◆ EXERCISE INSTRUCTIONS ◆
Write out the listing below word for word, every line of it, but leave out the picture.

◆ SOURCE DATA ◆
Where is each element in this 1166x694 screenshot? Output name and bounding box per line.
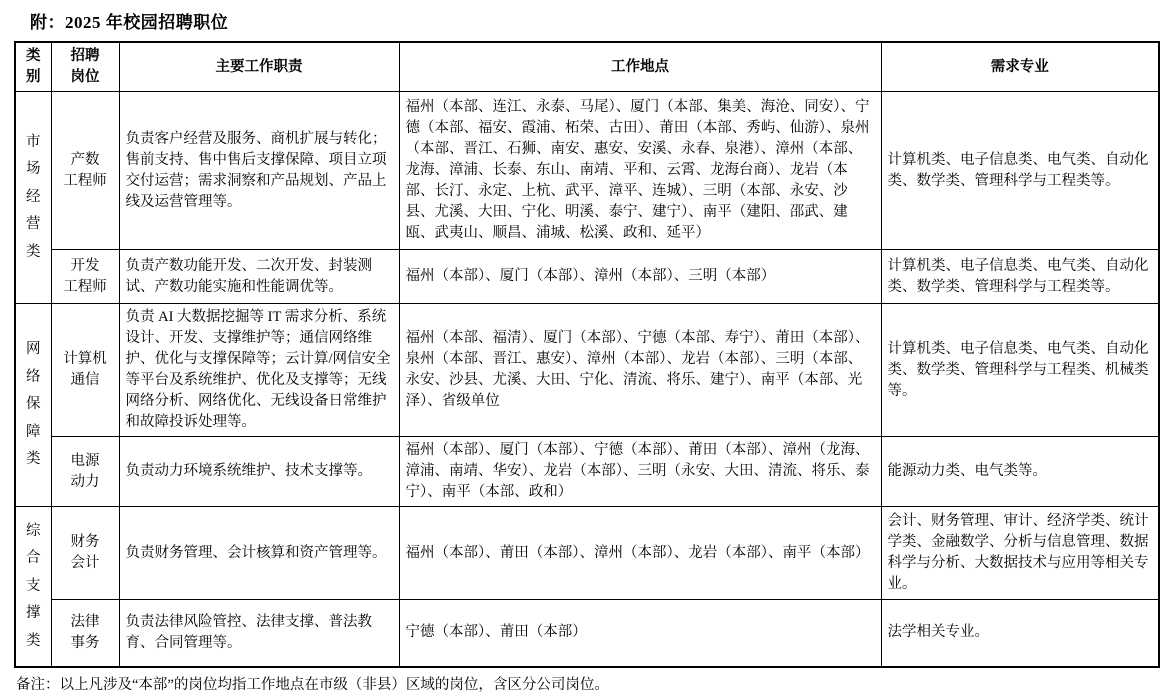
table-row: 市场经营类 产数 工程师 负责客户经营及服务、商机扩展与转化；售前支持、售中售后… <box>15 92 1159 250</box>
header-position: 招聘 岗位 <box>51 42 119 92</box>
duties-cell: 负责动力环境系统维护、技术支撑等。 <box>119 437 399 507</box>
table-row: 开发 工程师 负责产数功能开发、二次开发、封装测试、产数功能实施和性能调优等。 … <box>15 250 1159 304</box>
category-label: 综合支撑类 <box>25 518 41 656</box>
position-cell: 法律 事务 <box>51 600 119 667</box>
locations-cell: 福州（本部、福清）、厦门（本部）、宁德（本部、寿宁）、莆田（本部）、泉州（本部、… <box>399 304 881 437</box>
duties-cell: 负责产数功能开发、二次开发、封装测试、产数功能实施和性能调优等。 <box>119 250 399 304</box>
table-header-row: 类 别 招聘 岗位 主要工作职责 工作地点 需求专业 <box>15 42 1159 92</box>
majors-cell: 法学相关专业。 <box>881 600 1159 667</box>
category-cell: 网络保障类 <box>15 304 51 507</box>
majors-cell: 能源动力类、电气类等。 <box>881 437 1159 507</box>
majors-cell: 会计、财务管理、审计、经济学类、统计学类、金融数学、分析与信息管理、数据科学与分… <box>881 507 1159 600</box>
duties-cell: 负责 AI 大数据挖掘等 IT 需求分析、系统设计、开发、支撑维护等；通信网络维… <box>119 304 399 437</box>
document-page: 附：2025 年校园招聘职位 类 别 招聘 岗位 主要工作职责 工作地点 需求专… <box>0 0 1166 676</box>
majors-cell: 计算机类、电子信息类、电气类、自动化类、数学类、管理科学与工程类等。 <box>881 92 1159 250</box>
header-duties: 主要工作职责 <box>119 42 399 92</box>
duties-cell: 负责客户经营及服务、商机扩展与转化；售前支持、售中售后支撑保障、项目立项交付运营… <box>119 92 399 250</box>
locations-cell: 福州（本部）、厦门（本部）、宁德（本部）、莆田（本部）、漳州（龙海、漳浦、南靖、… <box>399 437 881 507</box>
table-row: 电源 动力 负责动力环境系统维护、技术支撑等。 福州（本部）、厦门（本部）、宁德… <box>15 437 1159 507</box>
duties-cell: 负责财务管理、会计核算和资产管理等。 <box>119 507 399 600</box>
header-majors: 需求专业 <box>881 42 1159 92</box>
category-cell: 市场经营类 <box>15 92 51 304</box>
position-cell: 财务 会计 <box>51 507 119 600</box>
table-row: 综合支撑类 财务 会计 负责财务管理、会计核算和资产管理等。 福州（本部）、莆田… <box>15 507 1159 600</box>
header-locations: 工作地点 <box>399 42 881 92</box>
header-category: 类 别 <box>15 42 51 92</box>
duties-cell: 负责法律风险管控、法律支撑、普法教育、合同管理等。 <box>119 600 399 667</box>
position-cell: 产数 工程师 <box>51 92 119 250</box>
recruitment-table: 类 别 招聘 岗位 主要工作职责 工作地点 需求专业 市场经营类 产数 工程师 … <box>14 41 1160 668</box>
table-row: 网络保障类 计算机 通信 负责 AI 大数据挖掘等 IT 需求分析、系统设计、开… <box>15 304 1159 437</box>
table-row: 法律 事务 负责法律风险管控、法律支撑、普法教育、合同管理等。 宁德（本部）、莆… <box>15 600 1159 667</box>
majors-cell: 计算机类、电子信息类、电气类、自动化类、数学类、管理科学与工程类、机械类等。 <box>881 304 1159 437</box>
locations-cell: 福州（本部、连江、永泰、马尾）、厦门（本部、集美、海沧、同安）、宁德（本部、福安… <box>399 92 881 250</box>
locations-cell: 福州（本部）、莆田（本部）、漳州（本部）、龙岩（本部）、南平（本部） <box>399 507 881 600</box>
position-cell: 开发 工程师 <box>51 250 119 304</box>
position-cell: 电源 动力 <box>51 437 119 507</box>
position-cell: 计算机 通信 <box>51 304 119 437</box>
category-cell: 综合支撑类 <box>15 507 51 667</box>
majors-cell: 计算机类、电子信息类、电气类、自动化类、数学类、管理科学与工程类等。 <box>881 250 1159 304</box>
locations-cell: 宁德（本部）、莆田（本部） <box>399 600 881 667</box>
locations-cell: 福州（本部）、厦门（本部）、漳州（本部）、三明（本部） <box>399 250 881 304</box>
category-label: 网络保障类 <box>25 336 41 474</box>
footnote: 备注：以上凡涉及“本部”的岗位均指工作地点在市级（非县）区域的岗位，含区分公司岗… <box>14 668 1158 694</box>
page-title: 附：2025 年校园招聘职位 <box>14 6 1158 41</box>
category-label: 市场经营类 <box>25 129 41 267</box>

◆ RESULT OF THIS TASK ◆
Where is each element in this 1166x694 screenshot? Output name and bounding box per line.
table-row: 市场经营类 产数 工程师 负责客户经营及服务、商机扩展与转化；售前支持、售中售后… <box>15 92 1159 250</box>
header-position: 招聘 岗位 <box>51 42 119 92</box>
duties-cell: 负责动力环境系统维护、技术支撑等。 <box>119 437 399 507</box>
table-row: 开发 工程师 负责产数功能开发、二次开发、封装测试、产数功能实施和性能调优等。 … <box>15 250 1159 304</box>
category-label: 综合支撑类 <box>25 518 41 656</box>
position-cell: 法律 事务 <box>51 600 119 667</box>
locations-cell: 福州（本部、福清）、厦门（本部）、宁德（本部、寿宁）、莆田（本部）、泉州（本部、… <box>399 304 881 437</box>
duties-cell: 负责产数功能开发、二次开发、封装测试、产数功能实施和性能调优等。 <box>119 250 399 304</box>
table-header-row: 类 别 招聘 岗位 主要工作职责 工作地点 需求专业 <box>15 42 1159 92</box>
majors-cell: 法学相关专业。 <box>881 600 1159 667</box>
category-cell: 网络保障类 <box>15 304 51 507</box>
majors-cell: 能源动力类、电气类等。 <box>881 437 1159 507</box>
majors-cell: 会计、财务管理、审计、经济学类、统计学类、金融数学、分析与信息管理、数据科学与分… <box>881 507 1159 600</box>
duties-cell: 负责 AI 大数据挖掘等 IT 需求分析、系统设计、开发、支撑维护等；通信网络维… <box>119 304 399 437</box>
document-page: 附：2025 年校园招聘职位 类 别 招聘 岗位 主要工作职责 工作地点 需求专… <box>0 0 1166 676</box>
majors-cell: 计算机类、电子信息类、电气类、自动化类、数学类、管理科学与工程类等。 <box>881 92 1159 250</box>
header-duties: 主要工作职责 <box>119 42 399 92</box>
duties-cell: 负责客户经营及服务、商机扩展与转化；售前支持、售中售后支撑保障、项目立项交付运营… <box>119 92 399 250</box>
locations-cell: 福州（本部）、厦门（本部）、宁德（本部）、莆田（本部）、漳州（龙海、漳浦、南靖、… <box>399 437 881 507</box>
table-row: 电源 动力 负责动力环境系统维护、技术支撑等。 福州（本部）、厦门（本部）、宁德… <box>15 437 1159 507</box>
duties-cell: 负责财务管理、会计核算和资产管理等。 <box>119 507 399 600</box>
header-majors: 需求专业 <box>881 42 1159 92</box>
category-cell: 市场经营类 <box>15 92 51 304</box>
position-cell: 财务 会计 <box>51 507 119 600</box>
table-row: 综合支撑类 财务 会计 负责财务管理、会计核算和资产管理等。 福州（本部）、莆田… <box>15 507 1159 600</box>
header-locations: 工作地点 <box>399 42 881 92</box>
header-category: 类 别 <box>15 42 51 92</box>
duties-cell: 负责法律风险管控、法律支撑、普法教育、合同管理等。 <box>119 600 399 667</box>
position-cell: 产数 工程师 <box>51 92 119 250</box>
recruitment-table: 类 别 招聘 岗位 主要工作职责 工作地点 需求专业 市场经营类 产数 工程师 … <box>14 41 1160 668</box>
table-row: 网络保障类 计算机 通信 负责 AI 大数据挖掘等 IT 需求分析、系统设计、开… <box>15 304 1159 437</box>
table-row: 法律 事务 负责法律风险管控、法律支撑、普法教育、合同管理等。 宁德（本部）、莆… <box>15 600 1159 667</box>
majors-cell: 计算机类、电子信息类、电气类、自动化类、数学类、管理科学与工程类、机械类等。 <box>881 304 1159 437</box>
locations-cell: 福州（本部、连江、永泰、马尾）、厦门（本部、集美、海沧、同安）、宁德（本部、福安… <box>399 92 881 250</box>
locations-cell: 福州（本部）、莆田（本部）、漳州（本部）、龙岩（本部）、南平（本部） <box>399 507 881 600</box>
position-cell: 开发 工程师 <box>51 250 119 304</box>
position-cell: 电源 动力 <box>51 437 119 507</box>
position-cell: 计算机 通信 <box>51 304 119 437</box>
category-cell: 综合支撑类 <box>15 507 51 667</box>
majors-cell: 计算机类、电子信息类、电气类、自动化类、数学类、管理科学与工程类等。 <box>881 250 1159 304</box>
locations-cell: 宁德（本部）、莆田（本部） <box>399 600 881 667</box>
locations-cell: 福州（本部）、厦门（本部）、漳州（本部）、三明（本部） <box>399 250 881 304</box>
category-label: 网络保障类 <box>25 336 41 474</box>
footnote: 备注：以上凡涉及“本部”的岗位均指工作地点在市级（非县）区域的岗位，含区分公司岗… <box>14 668 1158 694</box>
page-title: 附：2025 年校园招聘职位 <box>14 6 1158 41</box>
category-label: 市场经营类 <box>25 129 41 267</box>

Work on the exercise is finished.